> Task: Write out every entry exactly as it appears.

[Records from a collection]
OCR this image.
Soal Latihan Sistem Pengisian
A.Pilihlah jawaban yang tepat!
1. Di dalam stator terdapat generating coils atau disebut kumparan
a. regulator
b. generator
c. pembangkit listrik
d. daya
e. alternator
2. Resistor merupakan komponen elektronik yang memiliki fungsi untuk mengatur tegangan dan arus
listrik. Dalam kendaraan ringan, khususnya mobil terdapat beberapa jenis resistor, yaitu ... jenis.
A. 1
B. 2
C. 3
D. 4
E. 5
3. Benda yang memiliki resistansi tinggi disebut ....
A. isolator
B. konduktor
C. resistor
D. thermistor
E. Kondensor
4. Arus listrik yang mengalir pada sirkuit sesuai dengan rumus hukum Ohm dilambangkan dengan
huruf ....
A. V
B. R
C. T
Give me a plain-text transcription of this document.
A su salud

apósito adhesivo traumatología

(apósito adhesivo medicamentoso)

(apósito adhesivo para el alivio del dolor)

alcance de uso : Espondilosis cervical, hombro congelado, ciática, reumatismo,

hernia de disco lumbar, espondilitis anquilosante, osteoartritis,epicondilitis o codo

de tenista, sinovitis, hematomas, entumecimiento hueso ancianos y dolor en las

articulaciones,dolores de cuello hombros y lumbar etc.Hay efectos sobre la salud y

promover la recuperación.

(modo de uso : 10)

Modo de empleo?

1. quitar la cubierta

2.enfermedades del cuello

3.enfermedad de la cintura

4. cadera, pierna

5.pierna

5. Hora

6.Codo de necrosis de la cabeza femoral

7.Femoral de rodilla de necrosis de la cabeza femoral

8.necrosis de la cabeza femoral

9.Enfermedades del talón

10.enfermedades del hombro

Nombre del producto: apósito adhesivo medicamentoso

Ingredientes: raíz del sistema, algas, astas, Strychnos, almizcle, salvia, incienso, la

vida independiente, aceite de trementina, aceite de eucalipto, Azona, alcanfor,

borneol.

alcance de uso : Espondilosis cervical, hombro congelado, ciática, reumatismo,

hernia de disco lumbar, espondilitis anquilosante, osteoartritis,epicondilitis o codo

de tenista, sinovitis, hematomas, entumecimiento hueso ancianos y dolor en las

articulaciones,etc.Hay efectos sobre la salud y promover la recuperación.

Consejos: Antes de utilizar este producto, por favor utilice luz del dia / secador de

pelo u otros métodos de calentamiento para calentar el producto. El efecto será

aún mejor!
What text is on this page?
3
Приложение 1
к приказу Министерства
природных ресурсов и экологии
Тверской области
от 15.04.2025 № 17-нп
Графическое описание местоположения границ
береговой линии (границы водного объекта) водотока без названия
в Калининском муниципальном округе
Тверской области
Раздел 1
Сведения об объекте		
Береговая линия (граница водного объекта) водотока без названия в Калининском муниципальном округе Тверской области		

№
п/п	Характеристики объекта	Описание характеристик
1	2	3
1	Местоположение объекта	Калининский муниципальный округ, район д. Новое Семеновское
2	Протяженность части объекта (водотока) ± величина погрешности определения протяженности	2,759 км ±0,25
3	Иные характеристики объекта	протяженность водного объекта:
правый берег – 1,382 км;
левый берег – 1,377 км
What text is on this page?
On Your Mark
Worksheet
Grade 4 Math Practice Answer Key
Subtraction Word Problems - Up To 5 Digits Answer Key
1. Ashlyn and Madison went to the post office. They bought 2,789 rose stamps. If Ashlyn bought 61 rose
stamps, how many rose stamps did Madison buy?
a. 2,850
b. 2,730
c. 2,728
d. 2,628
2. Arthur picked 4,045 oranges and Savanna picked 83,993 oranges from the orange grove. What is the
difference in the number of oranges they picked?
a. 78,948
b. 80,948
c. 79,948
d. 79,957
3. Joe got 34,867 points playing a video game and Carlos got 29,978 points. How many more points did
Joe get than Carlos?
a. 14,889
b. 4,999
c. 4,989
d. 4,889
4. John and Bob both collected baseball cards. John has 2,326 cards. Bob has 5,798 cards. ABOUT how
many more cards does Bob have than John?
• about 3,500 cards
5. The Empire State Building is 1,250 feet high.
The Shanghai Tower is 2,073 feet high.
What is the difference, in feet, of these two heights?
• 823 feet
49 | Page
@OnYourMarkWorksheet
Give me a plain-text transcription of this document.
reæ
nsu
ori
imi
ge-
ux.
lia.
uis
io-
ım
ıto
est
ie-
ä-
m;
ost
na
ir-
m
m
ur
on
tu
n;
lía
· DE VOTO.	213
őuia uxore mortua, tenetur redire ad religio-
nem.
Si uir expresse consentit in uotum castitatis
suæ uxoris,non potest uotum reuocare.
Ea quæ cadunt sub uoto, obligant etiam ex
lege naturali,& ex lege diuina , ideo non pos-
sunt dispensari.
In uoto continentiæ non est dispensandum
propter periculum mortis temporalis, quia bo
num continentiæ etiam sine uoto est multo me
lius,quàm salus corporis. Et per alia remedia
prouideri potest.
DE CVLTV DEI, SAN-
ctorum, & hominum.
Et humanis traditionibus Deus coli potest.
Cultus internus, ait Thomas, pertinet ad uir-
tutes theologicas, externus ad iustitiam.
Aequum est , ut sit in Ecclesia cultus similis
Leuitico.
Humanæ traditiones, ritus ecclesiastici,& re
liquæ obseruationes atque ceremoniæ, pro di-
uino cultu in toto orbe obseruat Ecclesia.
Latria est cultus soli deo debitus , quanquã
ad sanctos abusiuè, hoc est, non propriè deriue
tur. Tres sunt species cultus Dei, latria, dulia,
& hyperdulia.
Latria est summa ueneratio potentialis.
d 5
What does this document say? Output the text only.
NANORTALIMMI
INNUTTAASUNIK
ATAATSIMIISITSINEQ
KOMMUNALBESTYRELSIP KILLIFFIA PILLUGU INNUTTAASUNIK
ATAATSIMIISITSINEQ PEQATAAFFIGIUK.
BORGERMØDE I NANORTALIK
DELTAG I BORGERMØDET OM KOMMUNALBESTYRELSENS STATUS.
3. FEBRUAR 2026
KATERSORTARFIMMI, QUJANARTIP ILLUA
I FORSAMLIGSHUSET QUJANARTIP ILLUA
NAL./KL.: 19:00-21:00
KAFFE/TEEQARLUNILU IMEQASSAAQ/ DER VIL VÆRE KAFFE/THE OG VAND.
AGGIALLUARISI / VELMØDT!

> Output:
OCR this image.
Soal Latihan Sistem Pengisian
A.Pilihlah jawaban yang tepat!
1. Di dalam stator terdapat generating coils atau disebut kumparan
a. regulator
b. generator
c. pembangkit listrik
d. daya
e. alternator
2. Resistor merupakan komponen elektronik yang memiliki fungsi untuk mengatur tegangan dan arus
listrik. Dalam kendaraan ringan, khususnya mobil terdapat beberapa jenis resistor, yaitu ... jenis.
A. 1
B. 2
C. 3
D. 4
E. 5
3. Benda yang memiliki resistansi tinggi disebut ....
A. isolator
B. konduktor
C. resistor
D. thermistor
E. Kondensor
4. Arus listrik yang mengalir pada sirkuit sesuai dengan rumus hukum Ohm dilambangkan dengan
huruf ....
A. V
B. R
C. T
Give me a plain-text transcription of this document.
A su salud

apósito adhesivo traumatología

(apósito adhesivo medicamentoso)

(apósito adhesivo para el alivio del dolor)

alcance de uso : Espondilosis cervical, hombro congelado, ciática, reumatismo,

hernia de disco lumbar, espondilitis anquilosante, osteoartritis,epicondilitis o codo

de tenista, sinovitis, hematomas, entumecimiento hueso ancianos y dolor en las

articulaciones,dolores de cuello hombros y lumbar etc.Hay efectos sobre la salud y

promover la recuperación.

(modo de uso : 10)

Modo de empleo?

1. quitar la cubierta

2.enfermedades del cuello

3.enfermedad de la cintura

4. cadera, pierna

5.pierna

5. Hora

6.Codo de necrosis de la cabeza femoral

7.Femoral de rodilla de necrosis de la cabeza femoral

8.necrosis de la cabeza femoral

9.Enfermedades del talón

10.enfermedades del hombro

Nombre del producto: apósito adhesivo medicamentoso

Ingredientes: raíz del sistema, algas, astas, Strychnos, almizcle, salvia, incienso, la

vida independiente, aceite de trementina, aceite de eucalipto, Azona, alcanfor,

borneol.

alcance de uso : Espondilosis cervical, hombro congelado, ciática, reumatismo,

hernia de disco lumbar, espondilitis anquilosante, osteoartritis,epicondilitis o codo

de tenista, sinovitis, hematomas, entumecimiento hueso ancianos y dolor en las

articulaciones,etc.Hay efectos sobre la salud y promover la recuperación.

Consejos: Antes de utilizar este producto, por favor utilice luz del dia / secador de

pelo u otros métodos de calentamiento para calentar el producto. El efecto será

aún mejor!
What text is on this page?
3
Приложение 1
к приказу Министерства
природных ресурсов и экологии
Тверской области
от 15.04.2025 № 17-нп
Графическое описание местоположения границ
береговой линии (границы водного объекта) водотока без названия
в Калининском муниципальном округе
Тверской области
Раздел 1
Сведения об объекте		
Береговая линия (граница водного объекта) водотока без названия в Калининском муниципальном округе Тверской области		

№
п/п	Характеристики объекта	Описание характеристик
1	2	3
1	Местоположение объекта	Калининский муниципальный округ, район д. Новое Семеновское
2	Протяженность части объекта (водотока) ± величина погрешности определения протяженности	2,759 км ±0,25
3	Иные характеристики объекта	протяженность водного объекта:
правый берег – 1,382 км;
левый берег – 1,377 км
What text is on this page?
On Your Mark
Worksheet
Grade 4 Math Practice Answer Key
Subtraction Word Problems - Up To 5 Digits Answer Key
1. Ashlyn and Madison went to the post office. They bought 2,789 rose stamps. If Ashlyn bought 61 rose
stamps, how many rose stamps did Madison buy?
a. 2,850
b. 2,730
c. 2,728
d. 2,628
2. Arthur picked 4,045 oranges and Savanna picked 83,993 oranges from the orange grove. What is the
difference in the number of oranges they picked?
a. 78,948
b. 80,948
c. 79,948
d. 79,957
3. Joe got 34,867 points playing a video game and Carlos got 29,978 points. How many more points did
Joe get than Carlos?
a. 14,889
b. 4,999
c. 4,989
d. 4,889
4. John and Bob both collected baseball cards. John has 2,326 cards. Bob has 5,798 cards. ABOUT how
many more cards does Bob have than John?
• about 3,500 cards
5. The Empire State Building is 1,250 feet high.
The Shanghai Tower is 2,073 feet high.
What is the difference, in feet, of these two heights?
• 823 feet
49 | Page
@OnYourMarkWorksheet
Give me a plain-text transcription of this document.
reæ
nsu
ori
imi
ge-
ux.
lia.
uis
io-
ım
ıto
est
ie-
ä-
m;
ost
na
ir-
m
m
ur
on
tu
n;
lía
· DE VOTO.	213
őuia uxore mortua, tenetur redire ad religio-
nem.
Si uir expresse consentit in uotum castitatis
suæ uxoris,non potest uotum reuocare.
Ea quæ cadunt sub uoto, obligant etiam ex
lege naturali,& ex lege diuina , ideo non pos-
sunt dispensari.
In uoto continentiæ non est dispensandum
propter periculum mortis temporalis, quia bo
num continentiæ etiam sine uoto est multo me
lius,quàm salus corporis. Et per alia remedia
prouideri potest.
DE CVLTV DEI, SAN-
ctorum, & hominum.
Et humanis traditionibus Deus coli potest.
Cultus internus, ait Thomas, pertinet ad uir-
tutes theologicas, externus ad iustitiam.
Aequum est , ut sit in Ecclesia cultus similis
Leuitico.
Humanæ traditiones, ritus ecclesiastici,& re
liquæ obseruationes atque ceremoniæ, pro di-
uino cultu in toto orbe obseruat Ecclesia.
Latria est cultus soli deo debitus , quanquã
ad sanctos abusiuè, hoc est, non propriè deriue
tur. Tres sunt species cultus Dei, latria, dulia,
& hyperdulia.
Latria est summa ueneratio potentialis.
d 5
What does this document say? Output the text only.
NANORTALIMMI
INNUTTAASUNIK
ATAATSIMIISITSINEQ
KOMMUNALBESTYRELSIP KILLIFFIA PILLUGU INNUTTAASUNIK
ATAATSIMIISITSINEQ PEQATAAFFIGIUK.
BORGERMØDE I NANORTALIK
DELTAG I BORGERMØDET OM KOMMUNALBESTYRELSENS STATUS.
3. FEBRUAR 2026
KATERSORTARFIMMI, QUJANARTIP ILLUA
I FORSAMLIGSHUSET QUJANARTIP ILLUA
NAL./KL.: 19:00-21:00
KAFFE/TEEQARLUNILU IMEQASSAAQ/ DER VIL VÆRE KAFFE/THE OG VAND.
AGGIALLUARISI / VELMØDT!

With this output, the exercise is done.